The task: Can you output the material exactly as written, minus any pictures it holds?

Data records:
---------------
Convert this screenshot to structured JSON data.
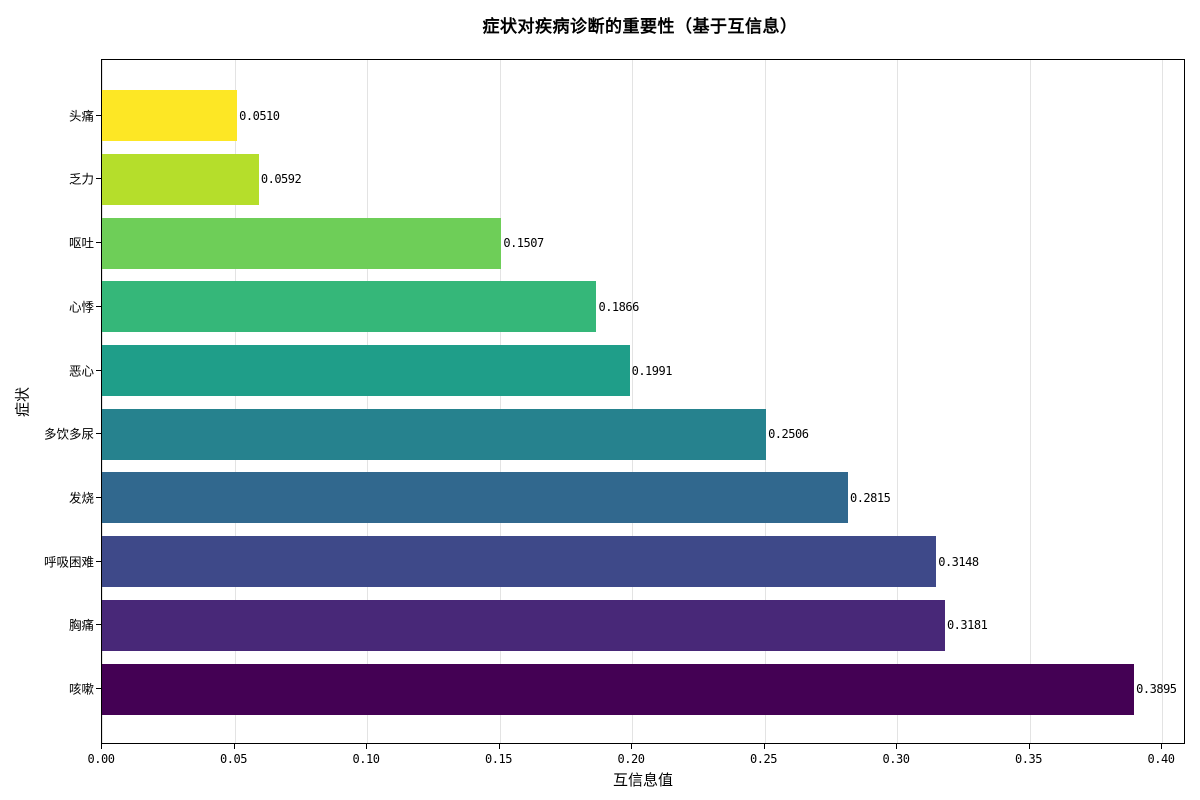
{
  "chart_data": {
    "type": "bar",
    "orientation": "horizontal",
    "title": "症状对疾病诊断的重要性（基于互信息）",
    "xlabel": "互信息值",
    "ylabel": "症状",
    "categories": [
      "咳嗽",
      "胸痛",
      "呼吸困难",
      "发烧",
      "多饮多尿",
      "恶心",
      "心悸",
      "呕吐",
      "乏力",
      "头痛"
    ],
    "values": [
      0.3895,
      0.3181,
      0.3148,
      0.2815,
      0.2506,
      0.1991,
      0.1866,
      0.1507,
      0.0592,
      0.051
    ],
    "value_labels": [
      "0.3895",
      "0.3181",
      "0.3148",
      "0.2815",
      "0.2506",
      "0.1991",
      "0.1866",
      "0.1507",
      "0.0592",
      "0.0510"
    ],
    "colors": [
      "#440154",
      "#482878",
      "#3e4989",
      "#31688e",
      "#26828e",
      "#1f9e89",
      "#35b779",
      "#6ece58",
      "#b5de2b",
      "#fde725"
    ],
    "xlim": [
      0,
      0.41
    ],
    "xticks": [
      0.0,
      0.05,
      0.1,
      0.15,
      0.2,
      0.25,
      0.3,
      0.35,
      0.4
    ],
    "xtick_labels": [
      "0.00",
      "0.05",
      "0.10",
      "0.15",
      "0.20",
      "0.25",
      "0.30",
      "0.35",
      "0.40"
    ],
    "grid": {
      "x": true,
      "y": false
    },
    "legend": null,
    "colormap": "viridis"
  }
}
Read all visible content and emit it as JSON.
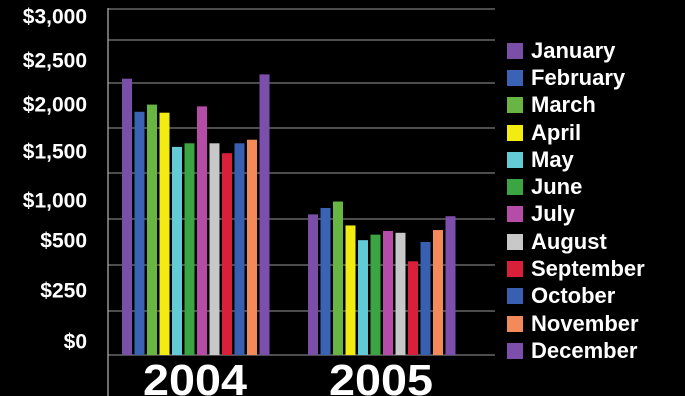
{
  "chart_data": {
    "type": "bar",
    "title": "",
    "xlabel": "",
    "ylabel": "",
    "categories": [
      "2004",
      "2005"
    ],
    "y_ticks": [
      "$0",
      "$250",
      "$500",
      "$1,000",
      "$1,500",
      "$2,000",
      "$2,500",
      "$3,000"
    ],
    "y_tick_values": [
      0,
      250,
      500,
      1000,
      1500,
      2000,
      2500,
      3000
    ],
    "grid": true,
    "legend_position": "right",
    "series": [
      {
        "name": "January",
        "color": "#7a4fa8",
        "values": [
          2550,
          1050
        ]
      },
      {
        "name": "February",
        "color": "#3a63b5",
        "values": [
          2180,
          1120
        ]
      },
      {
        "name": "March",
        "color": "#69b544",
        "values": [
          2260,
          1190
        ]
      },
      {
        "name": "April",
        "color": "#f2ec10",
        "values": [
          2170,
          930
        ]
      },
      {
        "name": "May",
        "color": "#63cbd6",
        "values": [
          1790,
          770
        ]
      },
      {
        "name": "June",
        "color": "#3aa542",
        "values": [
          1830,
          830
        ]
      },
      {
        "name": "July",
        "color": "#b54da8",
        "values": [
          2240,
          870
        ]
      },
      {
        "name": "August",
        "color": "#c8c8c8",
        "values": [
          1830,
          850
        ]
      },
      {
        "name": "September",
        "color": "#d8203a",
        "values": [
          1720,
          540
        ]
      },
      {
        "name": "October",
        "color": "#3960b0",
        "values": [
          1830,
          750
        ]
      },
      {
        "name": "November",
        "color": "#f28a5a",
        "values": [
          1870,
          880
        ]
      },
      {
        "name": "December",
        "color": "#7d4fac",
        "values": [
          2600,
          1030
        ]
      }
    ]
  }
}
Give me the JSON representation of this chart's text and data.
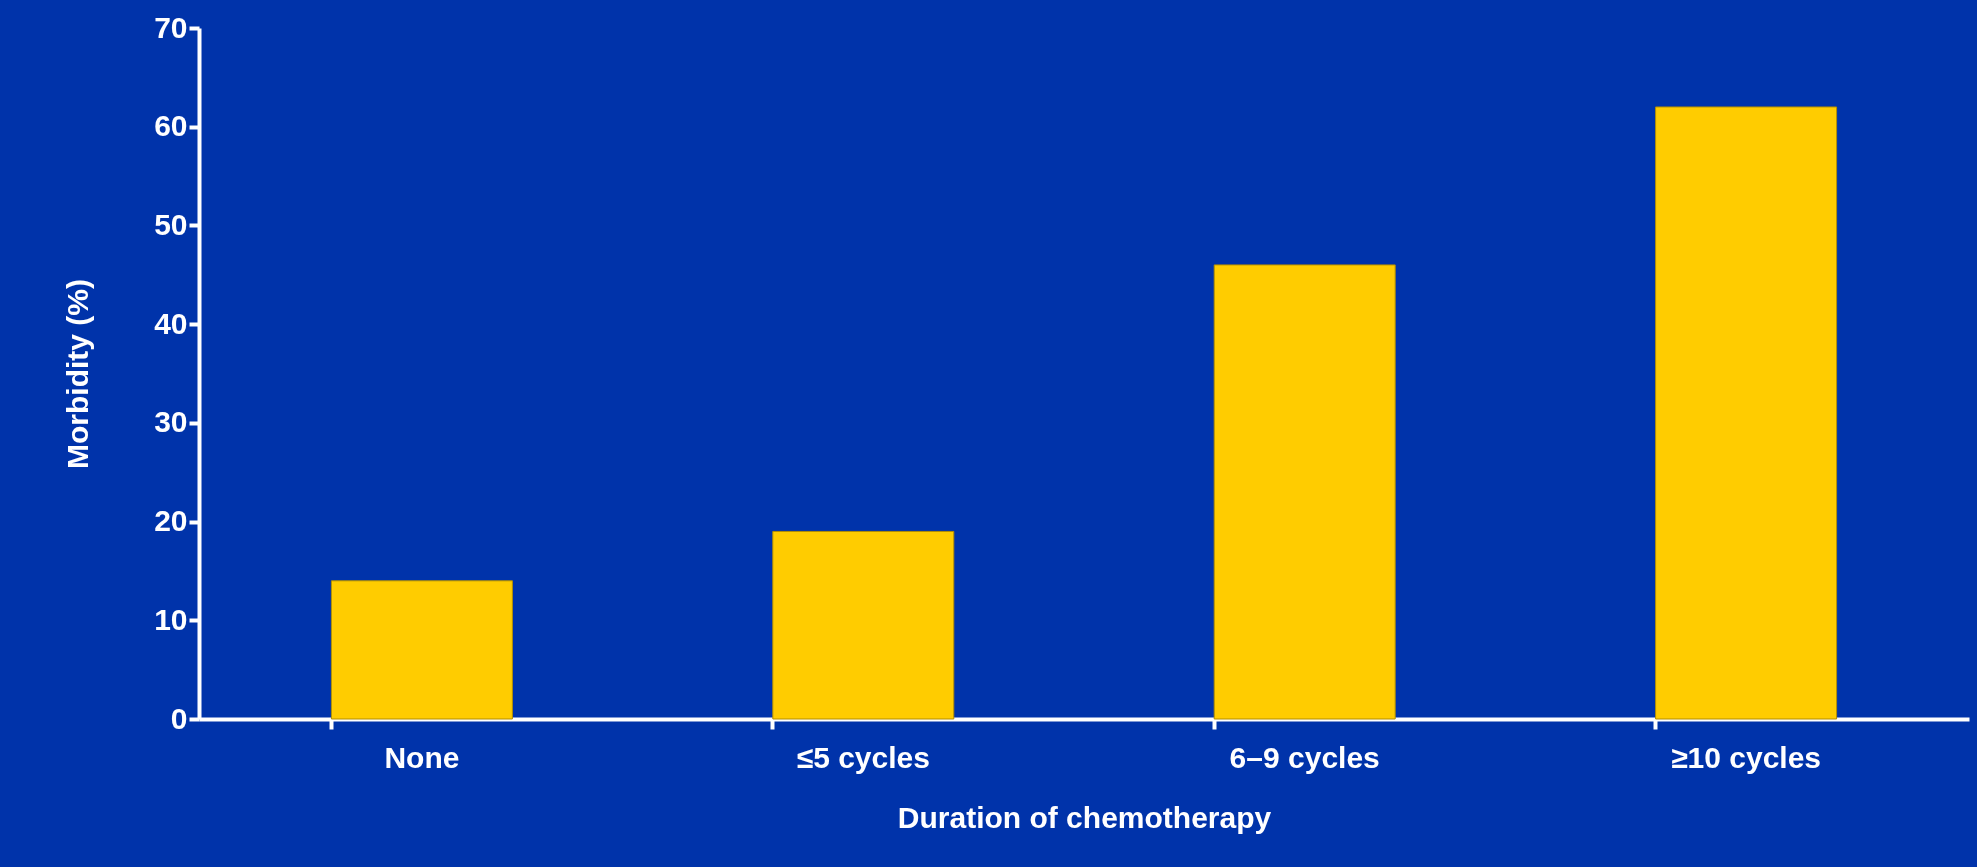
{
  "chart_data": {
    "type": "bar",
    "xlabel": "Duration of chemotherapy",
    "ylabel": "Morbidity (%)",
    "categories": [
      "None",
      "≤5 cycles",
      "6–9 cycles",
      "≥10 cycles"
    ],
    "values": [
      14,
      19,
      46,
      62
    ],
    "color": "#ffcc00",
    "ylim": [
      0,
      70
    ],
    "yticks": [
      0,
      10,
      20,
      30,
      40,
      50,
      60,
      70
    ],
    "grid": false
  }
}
---------------
Finished task:
Convert this screenshot to structured JSON data.
{
  "chart_data": {
    "type": "bar",
    "orientation": "horizontal",
    "title": "症状对疾病诊断的重要性（基于互信息）",
    "xlabel": "互信息值",
    "ylabel": "症状",
    "categories": [
      "咳嗽",
      "胸痛",
      "呼吸困难",
      "发烧",
      "多饮多尿",
      "恶心",
      "心悸",
      "呕吐",
      "乏力",
      "头痛"
    ],
    "values": [
      0.3895,
      0.3181,
      0.3148,
      0.2815,
      0.2506,
      0.1991,
      0.1866,
      0.1507,
      0.0592,
      0.051
    ],
    "value_labels": [
      "0.3895",
      "0.3181",
      "0.3148",
      "0.2815",
      "0.2506",
      "0.1991",
      "0.1866",
      "0.1507",
      "0.0592",
      "0.0510"
    ],
    "colors": [
      "#440154",
      "#482878",
      "#3e4989",
      "#31688e",
      "#26828e",
      "#1f9e89",
      "#35b779",
      "#6ece58",
      "#b5de2b",
      "#fde725"
    ],
    "xlim": [
      0,
      0.41
    ],
    "xticks": [
      0.0,
      0.05,
      0.1,
      0.15,
      0.2,
      0.25,
      0.3,
      0.35,
      0.4
    ],
    "xtick_labels": [
      "0.00",
      "0.05",
      "0.10",
      "0.15",
      "0.20",
      "0.25",
      "0.30",
      "0.35",
      "0.40"
    ],
    "grid": {
      "x": true,
      "y": false
    },
    "legend": null,
    "colormap": "viridis"
  }
}
Read all visible content and emit it as JSON.
{
  "chart_data": {
    "type": "bar",
    "title": "",
    "xlabel": "",
    "ylabel": "",
    "categories": [
      "2004",
      "2005"
    ],
    "y_ticks": [
      "$0",
      "$250",
      "$500",
      "$1,000",
      "$1,500",
      "$2,000",
      "$2,500",
      "$3,000"
    ],
    "y_tick_values": [
      0,
      250,
      500,
      1000,
      1500,
      2000,
      2500,
      3000
    ],
    "grid": true,
    "legend_position": "right",
    "series": [
      {
        "name": "January",
        "color": "#7a4fa8",
        "values": [
          2550,
          1050
        ]
      },
      {
        "name": "February",
        "color": "#3a63b5",
        "values": [
          2180,
          1120
        ]
      },
      {
        "name": "March",
        "color": "#69b544",
        "values": [
          2260,
          1190
        ]
      },
      {
        "name": "April",
        "color": "#f2ec10",
        "values": [
          2170,
          930
        ]
      },
      {
        "name": "May",
        "color": "#63cbd6",
        "values": [
          1790,
          770
        ]
      },
      {
        "name": "June",
        "color": "#3aa542",
        "values": [
          1830,
          830
        ]
      },
      {
        "name": "July",
        "color": "#b54da8",
        "values": [
          2240,
          870
        ]
      },
      {
        "name": "August",
        "color": "#c8c8c8",
        "values": [
          1830,
          850
        ]
      },
      {
        "name": "September",
        "color": "#d8203a",
        "values": [
          1720,
          540
        ]
      },
      {
        "name": "October",
        "color": "#3960b0",
        "values": [
          1830,
          750
        ]
      },
      {
        "name": "November",
        "color": "#f28a5a",
        "values": [
          1870,
          880
        ]
      },
      {
        "name": "December",
        "color": "#7d4fac",
        "values": [
          2600,
          1030
        ]
      }
    ]
  }
}
Give me the JSON representation of this chart's text and data.
{
  "chart_data": {
    "type": "bar",
    "xlabel": "Duration of chemotherapy",
    "ylabel": "Morbidity (%)",
    "categories": [
      "None",
      "≤5 cycles",
      "6–9 cycles",
      "≥10 cycles"
    ],
    "values": [
      14,
      19,
      46,
      62
    ],
    "color": "#ffcc00",
    "ylim": [
      0,
      70
    ],
    "yticks": [
      0,
      10,
      20,
      30,
      40,
      50,
      60,
      70
    ],
    "grid": false
  }
}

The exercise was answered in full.